* START Source data *

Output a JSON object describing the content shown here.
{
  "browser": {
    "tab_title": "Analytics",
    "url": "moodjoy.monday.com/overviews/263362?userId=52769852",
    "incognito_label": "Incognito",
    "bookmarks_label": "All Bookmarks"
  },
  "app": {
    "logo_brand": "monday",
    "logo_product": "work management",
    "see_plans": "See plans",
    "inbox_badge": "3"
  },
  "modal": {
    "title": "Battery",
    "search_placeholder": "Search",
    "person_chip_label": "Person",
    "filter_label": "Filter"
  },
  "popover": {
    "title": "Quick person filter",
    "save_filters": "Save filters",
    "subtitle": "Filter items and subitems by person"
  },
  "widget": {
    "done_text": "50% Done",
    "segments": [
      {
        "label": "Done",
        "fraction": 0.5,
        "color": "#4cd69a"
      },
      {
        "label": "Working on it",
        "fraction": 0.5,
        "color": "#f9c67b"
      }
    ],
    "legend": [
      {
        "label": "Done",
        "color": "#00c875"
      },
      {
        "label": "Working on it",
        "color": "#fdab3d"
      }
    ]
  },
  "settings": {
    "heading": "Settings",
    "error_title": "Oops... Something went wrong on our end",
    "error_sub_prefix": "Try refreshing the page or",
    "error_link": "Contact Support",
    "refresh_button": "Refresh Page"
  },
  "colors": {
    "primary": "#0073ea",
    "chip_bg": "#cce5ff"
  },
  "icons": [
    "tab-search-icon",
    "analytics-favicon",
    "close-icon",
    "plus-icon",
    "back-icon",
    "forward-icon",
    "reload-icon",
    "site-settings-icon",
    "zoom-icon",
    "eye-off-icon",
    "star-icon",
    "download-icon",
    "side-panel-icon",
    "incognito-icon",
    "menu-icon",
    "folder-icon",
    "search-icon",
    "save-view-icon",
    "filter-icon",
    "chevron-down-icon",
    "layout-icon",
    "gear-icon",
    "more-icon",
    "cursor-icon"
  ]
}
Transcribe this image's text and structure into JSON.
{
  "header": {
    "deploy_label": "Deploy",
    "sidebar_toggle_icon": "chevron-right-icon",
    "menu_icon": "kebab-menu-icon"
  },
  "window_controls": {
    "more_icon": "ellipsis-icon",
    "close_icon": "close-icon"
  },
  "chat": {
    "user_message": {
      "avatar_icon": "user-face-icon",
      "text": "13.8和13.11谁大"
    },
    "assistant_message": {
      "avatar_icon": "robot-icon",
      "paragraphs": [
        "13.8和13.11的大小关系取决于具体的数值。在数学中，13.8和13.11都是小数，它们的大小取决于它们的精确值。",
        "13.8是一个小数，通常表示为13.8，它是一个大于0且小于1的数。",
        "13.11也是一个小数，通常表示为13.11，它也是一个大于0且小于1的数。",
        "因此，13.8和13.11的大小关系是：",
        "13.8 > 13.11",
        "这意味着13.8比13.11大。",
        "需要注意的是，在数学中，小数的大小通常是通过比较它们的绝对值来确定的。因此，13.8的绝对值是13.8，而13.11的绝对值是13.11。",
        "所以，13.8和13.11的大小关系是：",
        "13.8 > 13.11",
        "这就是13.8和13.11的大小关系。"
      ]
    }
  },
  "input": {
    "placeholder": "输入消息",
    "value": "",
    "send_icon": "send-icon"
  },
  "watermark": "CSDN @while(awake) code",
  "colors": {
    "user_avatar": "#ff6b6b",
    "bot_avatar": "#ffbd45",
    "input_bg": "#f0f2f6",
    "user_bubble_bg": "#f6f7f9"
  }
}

* END Source data *

Short exercise: Your task is to output the full set of records exactly as presented.

Response below:
Output a JSON object describing the content shown here.
{
  "browser": {
    "tab_title": "Analytics",
    "url": "moodjoy.monday.com/overviews/263362?userId=52769852",
    "incognito_label": "Incognito",
    "bookmarks_label": "All Bookmarks"
  },
  "app": {
    "logo_brand": "monday",
    "logo_product": "work management",
    "see_plans": "See plans",
    "inbox_badge": "3"
  },
  "modal": {
    "title": "Battery",
    "search_placeholder": "Search",
    "person_chip_label": "Person",
    "filter_label": "Filter"
  },
  "popover": {
    "title": "Quick person filter",
    "save_filters": "Save filters",
    "subtitle": "Filter items and subitems by person"
  },
  "widget": {
    "done_text": "50% Done",
    "segments": [
      {
        "label": "Done",
        "fraction": 0.5,
        "color": "#4cd69a"
      },
      {
        "label": "Working on it",
        "fraction": 0.5,
        "color": "#f9c67b"
      }
    ],
    "legend": [
      {
        "label": "Done",
        "color": "#00c875"
      },
      {
        "label": "Working on it",
        "color": "#fdab3d"
      }
    ]
  },
  "settings": {
    "heading": "Settings",
    "error_title": "Oops... Something went wrong on our end",
    "error_sub_prefix": "Try refreshing the page or",
    "error_link": "Contact Support",
    "refresh_button": "Refresh Page"
  },
  "colors": {
    "primary": "#0073ea",
    "chip_bg": "#cce5ff"
  },
  "icons": [
    "tab-search-icon",
    "analytics-favicon",
    "close-icon",
    "plus-icon",
    "back-icon",
    "forward-icon",
    "reload-icon",
    "site-settings-icon",
    "zoom-icon",
    "eye-off-icon",
    "star-icon",
    "download-icon",
    "side-panel-icon",
    "incognito-icon",
    "menu-icon",
    "folder-icon",
    "search-icon",
    "save-view-icon",
    "filter-icon",
    "chevron-down-icon",
    "layout-icon",
    "gear-icon",
    "more-icon",
    "cursor-icon"
  ]
}
Transcribe this image's text and structure into JSON.
{
  "header": {
    "deploy_label": "Deploy",
    "sidebar_toggle_icon": "chevron-right-icon",
    "menu_icon": "kebab-menu-icon"
  },
  "window_controls": {
    "more_icon": "ellipsis-icon",
    "close_icon": "close-icon"
  },
  "chat": {
    "user_message": {
      "avatar_icon": "user-face-icon",
      "text": "13.8和13.11谁大"
    },
    "assistant_message": {
      "avatar_icon": "robot-icon",
      "paragraphs": [
        "13.8和13.11的大小关系取决于具体的数值。在数学中，13.8和13.11都是小数，它们的大小取决于它们的精确值。",
        "13.8是一个小数，通常表示为13.8，它是一个大于0且小于1的数。",
        "13.11也是一个小数，通常表示为13.11，它也是一个大于0且小于1的数。",
        "因此，13.8和13.11的大小关系是：",
        "13.8 > 13.11",
        "这意味着13.8比13.11大。",
        "需要注意的是，在数学中，小数的大小通常是通过比较它们的绝对值来确定的。因此，13.8的绝对值是13.8，而13.11的绝对值是13.11。",
        "所以，13.8和13.11的大小关系是：",
        "13.8 > 13.11",
        "这就是13.8和13.11的大小关系。"
      ]
    }
  },
  "input": {
    "placeholder": "输入消息",
    "value": "",
    "send_icon": "send-icon"
  },
  "watermark": "CSDN @while(awake) code",
  "colors": {
    "user_avatar": "#ff6b6b",
    "bot_avatar": "#ffbd45",
    "input_bg": "#f0f2f6",
    "user_bubble_bg": "#f6f7f9"
  }
}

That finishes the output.